[Data entries for graphics]

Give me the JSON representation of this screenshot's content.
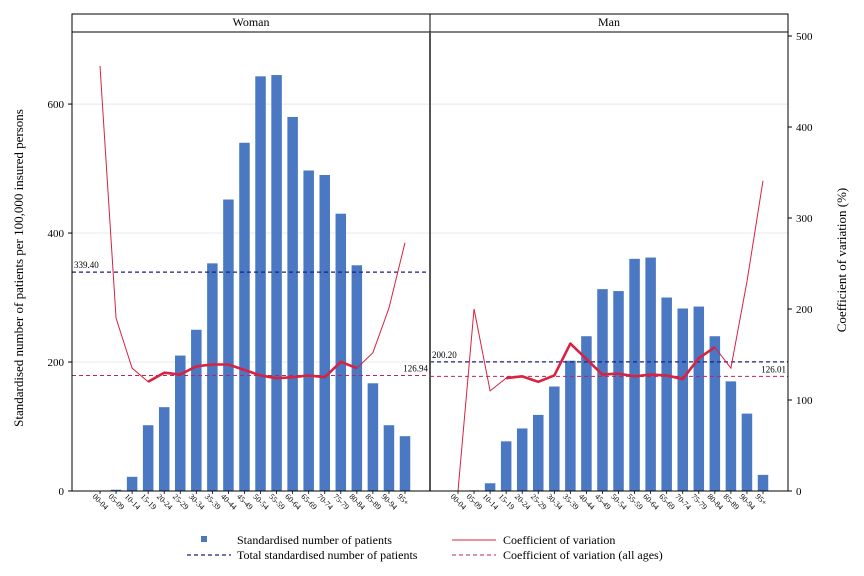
{
  "chart_data": {
    "type": "bar",
    "categories": [
      "00-04",
      "05-09",
      "10-14",
      "15-19",
      "20-24",
      "25-29",
      "30-34",
      "35-39",
      "40-44",
      "45-49",
      "50-54",
      "55-59",
      "60-64",
      "65-69",
      "70-74",
      "75-79",
      "80-84",
      "85-89",
      "90-94",
      "95+"
    ],
    "panels": [
      {
        "name": "Woman",
        "patients": [
          0,
          2,
          22,
          102,
          130,
          210,
          250,
          353,
          452,
          540,
          643,
          645,
          580,
          497,
          490,
          430,
          350,
          167,
          102,
          85
        ],
        "cv": [
          467,
          190,
          135,
          120,
          130,
          128,
          137,
          139,
          139,
          133,
          127,
          124,
          125,
          127,
          125,
          142,
          135,
          152,
          201,
          273
        ],
        "cv_bold_range": [
          3,
          16
        ],
        "total_patients": 339.4,
        "total_patients_label": "339.40",
        "cv_all_ages": 126.94,
        "cv_all_ages_label": "126.94"
      },
      {
        "name": "Man",
        "patients": [
          0,
          1,
          12,
          77,
          97,
          118,
          162,
          202,
          240,
          313,
          310,
          360,
          362,
          300,
          283,
          286,
          240,
          170,
          120,
          25
        ],
        "cv": [
          0,
          200,
          110,
          124,
          126,
          120,
          127,
          162,
          145,
          128,
          129,
          126,
          128,
          127,
          123,
          146,
          158,
          135,
          230,
          341
        ],
        "cv_bold_range": [
          3,
          16
        ],
        "total_patients": 200.2,
        "total_patients_label": "200.20",
        "cv_all_ages": 126.01,
        "cv_all_ages_label": "126.01"
      }
    ],
    "ylabel": "Standardised number of patients per 100,000 insured persons",
    "y2label": "Coefficient of variation (%)",
    "ylim": [
      0,
      700
    ],
    "y2lim": [
      0,
      500
    ],
    "yticks": [
      0,
      200,
      400,
      600
    ],
    "y2ticks": [
      0,
      100,
      200,
      300,
      400,
      500
    ],
    "legend": {
      "position": "bottom",
      "items": [
        {
          "label": "Standardised number of patients",
          "symbol": "square"
        },
        {
          "label": "Coefficient of variation",
          "symbol": "line"
        },
        {
          "label": "Total standardised number of patients",
          "symbol": "dashed-line"
        },
        {
          "label": "Coefficient of variation (all ages)",
          "symbol": "dashed-line"
        }
      ]
    },
    "colors": {
      "bar": "#4a78c2",
      "cv_line": "#d8223f",
      "total_line": "#1c1f82",
      "cv_all_line": "#b8265f",
      "grid": "#e8e8e8"
    },
    "grid": true
  }
}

▶ What is expected
Take each line above that holds the string "number" and copy it.

▶ Answer space
    "ylabel": "Standardised number of patients per 100,000 insured persons",
          "label": "Standardised number of patients",
          "label": "Total standardised number of patients",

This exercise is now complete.